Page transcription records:

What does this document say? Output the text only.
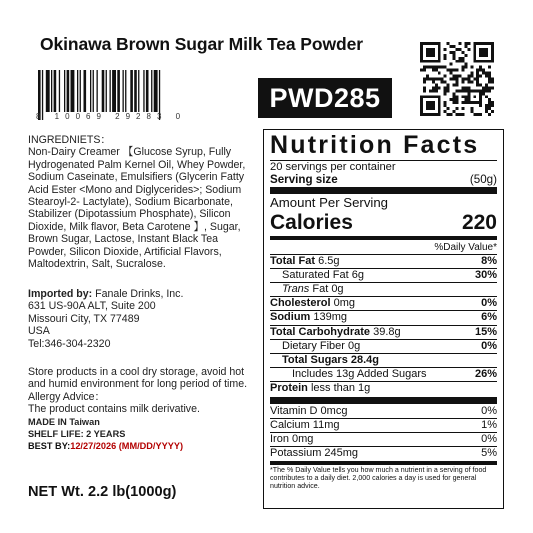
Okinawa Brown Sugar Milk Tea Powder
8 10069 29283 0
PWD285
INGREDNIETS：
Non-Dairy Creamer 【Glucose Syrup, Fully Hydrogenated Palm Kernel Oil, Whey Powder, Sodium Caseinate, Emulsifiers (Glycerin Fatty Acid Ester <Mono and Diglycerides>; Sodium Stearoyl-2- Lactylate), Sodium Bicarbonate, Stabilizer (Dipotassium Phosphate), Silicon Dioxide, Milk flavor, Beta Carotene 】, Sugar, Brown Sugar, Lactose, Instant Black Tea Powder, Silicon Dioxide, Artificial Flavors, Maltodextrin, Salt, Sucralose.
Imported by: Fanale Drinks, Inc.
631 US-90A ALT, Suite 200
Missouri City, TX 77489
USA
Tel:346-304-2320
Store products in a cool dry storage, avoid hot and humid environment for long period of time.
Allergy Advice：
The product contains milk derivative.
MADE IN Taiwan
SHELF LIFE: 2 YEARS
BEST BY:12/27/2026 (MM/DD/YYYY)
NET Wt. 2.2 lb(1000g)
Nutrition Facts
20 servings per container
Serving size	(50g)
Amount Per Serving
Calories	220
%Daily Value*
Total Fat 6.5g	8%
Saturated Fat 6g	30%
Trans Fat 0g
Cholesterol 0mg	0%
Sodium 139mg	6%
Total Carbohydrate 39.8g	15%
Dietary Fiber 0g	0%
Total Sugars 28.4g
Includes 13g Added Sugars	26%
Protein less than 1g
Vitamin D 0mcg	0%
Calcium 11mg	1%
Iron 0mg	0%
Potassium 245mg	5%
*The % Daily Value tells you how much a nutrient in a serving of food contributes to a daily diet. 2,000 calories a day is used for general nutrition advice.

--- What you should do ---
All of the records should be output exactly as they stand, with pictures omitted.

--- Your solution ---
What does this document say? Output the text only.
Okinawa Brown Sugar Milk Tea Powder
8 10069 29283 0
PWD285
INGREDNIETS：
Non-Dairy Creamer 【Glucose Syrup, Fully Hydrogenated Palm Kernel Oil, Whey Powder, Sodium Caseinate, Emulsifiers (Glycerin Fatty Acid Ester <Mono and Diglycerides>; Sodium Stearoyl-2- Lactylate), Sodium Bicarbonate, Stabilizer (Dipotassium Phosphate), Silicon Dioxide, Milk flavor, Beta Carotene 】, Sugar, Brown Sugar, Lactose, Instant Black Tea Powder, Silicon Dioxide, Artificial Flavors, Maltodextrin, Salt, Sucralose.
Imported by: Fanale Drinks, Inc.
631 US-90A ALT, Suite 200
Missouri City, TX 77489
USA
Tel:346-304-2320
Store products in a cool dry storage, avoid hot and humid environment for long period of time.
Allergy Advice：
The product contains milk derivative.
MADE IN Taiwan
SHELF LIFE: 2 YEARS
BEST BY:12/27/2026 (MM/DD/YYYY)
NET Wt. 2.2 lb(1000g)
Nutrition Facts
20 servings per container
Serving size	(50g)
Amount Per Serving
Calories	220
%Daily Value*
Total Fat 6.5g	8%
Saturated Fat 6g	30%
Trans Fat 0g
Cholesterol 0mg	0%
Sodium 139mg	6%
Total Carbohydrate 39.8g	15%
Dietary Fiber 0g	0%
Total Sugars 28.4g
Includes 13g Added Sugars	26%
Protein less than 1g
Vitamin D 0mcg	0%
Calcium 11mg	1%
Iron 0mg	0%
Potassium 245mg	5%
*The % Daily Value tells you how much a nutrient in a serving of food contributes to a daily diet. 2,000 calories a day is used for general nutrition advice.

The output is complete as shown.